-- start --

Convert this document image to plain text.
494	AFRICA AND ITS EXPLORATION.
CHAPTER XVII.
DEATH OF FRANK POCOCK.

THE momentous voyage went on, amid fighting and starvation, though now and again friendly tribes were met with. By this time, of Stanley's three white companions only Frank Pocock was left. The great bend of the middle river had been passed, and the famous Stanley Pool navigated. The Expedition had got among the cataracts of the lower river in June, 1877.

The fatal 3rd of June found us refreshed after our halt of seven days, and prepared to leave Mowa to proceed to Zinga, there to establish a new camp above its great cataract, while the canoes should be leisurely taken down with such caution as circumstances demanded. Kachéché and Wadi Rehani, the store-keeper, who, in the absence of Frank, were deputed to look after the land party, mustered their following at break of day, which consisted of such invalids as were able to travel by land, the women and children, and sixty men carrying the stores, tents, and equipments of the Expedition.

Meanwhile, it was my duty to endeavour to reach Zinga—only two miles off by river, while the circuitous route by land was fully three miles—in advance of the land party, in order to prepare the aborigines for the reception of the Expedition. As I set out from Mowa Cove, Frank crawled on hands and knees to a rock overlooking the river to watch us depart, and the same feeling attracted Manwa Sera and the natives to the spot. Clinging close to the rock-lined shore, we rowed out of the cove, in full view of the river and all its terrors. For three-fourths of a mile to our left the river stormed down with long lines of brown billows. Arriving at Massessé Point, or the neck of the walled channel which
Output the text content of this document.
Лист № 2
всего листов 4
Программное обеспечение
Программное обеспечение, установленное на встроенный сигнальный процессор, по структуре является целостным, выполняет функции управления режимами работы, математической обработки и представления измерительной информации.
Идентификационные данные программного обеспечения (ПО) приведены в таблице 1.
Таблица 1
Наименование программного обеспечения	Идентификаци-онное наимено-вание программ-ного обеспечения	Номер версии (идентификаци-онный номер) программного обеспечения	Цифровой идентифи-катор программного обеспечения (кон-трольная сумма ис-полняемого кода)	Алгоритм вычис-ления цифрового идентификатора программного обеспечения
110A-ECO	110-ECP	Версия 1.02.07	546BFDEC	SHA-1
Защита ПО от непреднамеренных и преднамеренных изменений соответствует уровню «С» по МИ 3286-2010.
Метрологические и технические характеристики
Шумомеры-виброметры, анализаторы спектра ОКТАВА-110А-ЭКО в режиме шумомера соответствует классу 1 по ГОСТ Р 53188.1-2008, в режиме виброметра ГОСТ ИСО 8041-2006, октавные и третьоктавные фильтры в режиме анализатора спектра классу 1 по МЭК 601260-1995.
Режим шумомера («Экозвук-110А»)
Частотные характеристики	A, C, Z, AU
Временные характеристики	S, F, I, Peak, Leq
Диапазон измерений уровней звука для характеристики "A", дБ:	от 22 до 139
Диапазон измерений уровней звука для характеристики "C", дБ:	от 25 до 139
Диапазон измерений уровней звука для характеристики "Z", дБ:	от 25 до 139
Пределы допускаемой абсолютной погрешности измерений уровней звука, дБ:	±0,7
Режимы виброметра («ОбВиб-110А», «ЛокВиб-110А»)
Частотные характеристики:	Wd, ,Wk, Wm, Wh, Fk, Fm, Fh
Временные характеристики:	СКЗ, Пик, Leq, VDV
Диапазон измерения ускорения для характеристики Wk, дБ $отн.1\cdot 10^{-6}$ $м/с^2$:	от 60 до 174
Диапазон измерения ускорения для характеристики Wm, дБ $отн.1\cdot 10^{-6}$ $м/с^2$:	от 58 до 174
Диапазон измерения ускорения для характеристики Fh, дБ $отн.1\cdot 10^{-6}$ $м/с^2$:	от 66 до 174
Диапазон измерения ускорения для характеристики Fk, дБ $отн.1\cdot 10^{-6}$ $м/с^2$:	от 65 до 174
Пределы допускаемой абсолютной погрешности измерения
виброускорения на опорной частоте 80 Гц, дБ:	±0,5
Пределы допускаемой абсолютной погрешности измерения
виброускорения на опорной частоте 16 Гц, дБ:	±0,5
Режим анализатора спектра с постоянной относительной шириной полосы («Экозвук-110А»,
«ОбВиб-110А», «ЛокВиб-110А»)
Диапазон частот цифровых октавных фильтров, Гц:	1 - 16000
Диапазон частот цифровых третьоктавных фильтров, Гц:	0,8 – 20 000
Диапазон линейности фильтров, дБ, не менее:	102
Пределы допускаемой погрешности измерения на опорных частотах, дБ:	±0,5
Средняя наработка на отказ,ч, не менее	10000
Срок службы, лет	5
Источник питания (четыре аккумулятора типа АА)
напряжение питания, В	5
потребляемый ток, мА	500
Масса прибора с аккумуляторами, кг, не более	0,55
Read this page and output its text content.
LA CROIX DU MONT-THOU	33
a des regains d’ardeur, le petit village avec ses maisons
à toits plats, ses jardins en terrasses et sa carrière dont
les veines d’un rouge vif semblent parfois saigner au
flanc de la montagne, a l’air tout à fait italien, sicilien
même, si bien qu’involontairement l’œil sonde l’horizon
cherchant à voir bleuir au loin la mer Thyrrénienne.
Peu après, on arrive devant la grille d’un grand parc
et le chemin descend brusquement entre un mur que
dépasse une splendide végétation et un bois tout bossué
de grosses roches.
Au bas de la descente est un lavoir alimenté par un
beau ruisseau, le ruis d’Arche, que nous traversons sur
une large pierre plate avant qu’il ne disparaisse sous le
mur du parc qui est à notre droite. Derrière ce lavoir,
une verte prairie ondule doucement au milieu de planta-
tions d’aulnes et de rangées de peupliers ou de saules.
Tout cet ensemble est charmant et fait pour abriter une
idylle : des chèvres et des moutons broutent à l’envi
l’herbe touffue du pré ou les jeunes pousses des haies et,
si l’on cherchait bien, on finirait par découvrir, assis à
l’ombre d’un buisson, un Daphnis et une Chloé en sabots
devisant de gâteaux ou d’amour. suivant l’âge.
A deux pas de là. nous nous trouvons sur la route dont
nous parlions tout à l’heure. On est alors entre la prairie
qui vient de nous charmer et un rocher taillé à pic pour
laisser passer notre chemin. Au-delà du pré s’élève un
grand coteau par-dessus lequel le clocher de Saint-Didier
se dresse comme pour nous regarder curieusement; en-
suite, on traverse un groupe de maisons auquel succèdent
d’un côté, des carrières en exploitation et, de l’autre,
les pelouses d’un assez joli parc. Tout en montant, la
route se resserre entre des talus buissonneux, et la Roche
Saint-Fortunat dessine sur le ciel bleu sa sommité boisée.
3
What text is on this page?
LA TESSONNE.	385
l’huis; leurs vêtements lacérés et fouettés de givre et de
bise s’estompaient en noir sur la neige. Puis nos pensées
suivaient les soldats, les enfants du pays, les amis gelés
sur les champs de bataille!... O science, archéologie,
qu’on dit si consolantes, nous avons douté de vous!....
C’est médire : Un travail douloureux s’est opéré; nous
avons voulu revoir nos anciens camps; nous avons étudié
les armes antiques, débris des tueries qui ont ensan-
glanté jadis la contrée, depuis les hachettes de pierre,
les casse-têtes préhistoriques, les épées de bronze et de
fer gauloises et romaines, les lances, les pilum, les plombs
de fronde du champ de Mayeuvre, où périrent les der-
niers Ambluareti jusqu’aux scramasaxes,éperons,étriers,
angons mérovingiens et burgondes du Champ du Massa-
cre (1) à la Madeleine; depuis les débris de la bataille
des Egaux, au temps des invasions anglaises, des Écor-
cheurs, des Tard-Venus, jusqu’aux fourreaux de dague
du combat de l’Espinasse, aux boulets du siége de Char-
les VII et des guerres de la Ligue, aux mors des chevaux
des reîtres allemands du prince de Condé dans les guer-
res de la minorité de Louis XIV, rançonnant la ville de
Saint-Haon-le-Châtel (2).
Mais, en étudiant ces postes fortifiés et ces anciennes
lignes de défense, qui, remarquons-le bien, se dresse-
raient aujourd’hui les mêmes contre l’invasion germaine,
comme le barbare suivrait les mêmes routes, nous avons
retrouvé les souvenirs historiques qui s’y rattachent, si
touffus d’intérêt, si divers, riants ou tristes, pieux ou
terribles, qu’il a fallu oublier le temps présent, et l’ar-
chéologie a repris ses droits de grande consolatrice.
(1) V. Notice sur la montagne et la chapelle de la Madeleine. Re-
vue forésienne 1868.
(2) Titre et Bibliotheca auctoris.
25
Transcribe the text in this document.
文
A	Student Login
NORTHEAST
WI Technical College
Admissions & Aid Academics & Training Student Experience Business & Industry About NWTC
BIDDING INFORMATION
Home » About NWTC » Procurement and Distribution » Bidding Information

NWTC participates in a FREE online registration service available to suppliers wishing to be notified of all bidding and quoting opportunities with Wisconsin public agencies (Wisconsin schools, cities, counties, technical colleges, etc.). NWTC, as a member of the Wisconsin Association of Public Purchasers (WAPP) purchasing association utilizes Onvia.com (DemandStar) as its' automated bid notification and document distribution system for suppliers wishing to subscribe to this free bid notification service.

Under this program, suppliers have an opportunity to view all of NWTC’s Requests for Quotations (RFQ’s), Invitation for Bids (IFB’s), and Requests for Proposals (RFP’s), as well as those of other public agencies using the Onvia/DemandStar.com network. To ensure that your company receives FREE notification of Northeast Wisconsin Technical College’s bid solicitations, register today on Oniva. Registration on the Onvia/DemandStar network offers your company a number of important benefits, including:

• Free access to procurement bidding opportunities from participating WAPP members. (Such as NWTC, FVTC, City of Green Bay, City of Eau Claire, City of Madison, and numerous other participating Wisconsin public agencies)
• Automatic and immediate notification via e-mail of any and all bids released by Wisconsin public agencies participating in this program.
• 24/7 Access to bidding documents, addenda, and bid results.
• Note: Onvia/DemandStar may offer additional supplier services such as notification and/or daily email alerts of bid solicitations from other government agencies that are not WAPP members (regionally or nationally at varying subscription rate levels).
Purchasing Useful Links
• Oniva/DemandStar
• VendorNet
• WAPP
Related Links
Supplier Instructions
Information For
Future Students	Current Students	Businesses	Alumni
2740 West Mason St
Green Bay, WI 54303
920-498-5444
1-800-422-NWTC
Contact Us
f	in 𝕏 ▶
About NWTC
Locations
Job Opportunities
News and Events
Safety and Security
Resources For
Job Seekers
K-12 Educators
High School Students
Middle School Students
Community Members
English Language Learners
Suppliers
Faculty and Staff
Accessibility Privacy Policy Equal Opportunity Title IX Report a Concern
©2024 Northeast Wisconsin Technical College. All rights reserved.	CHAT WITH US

-- end --

Determine the number of lines in the records that include the string "Частотные", and respond with that number only.

2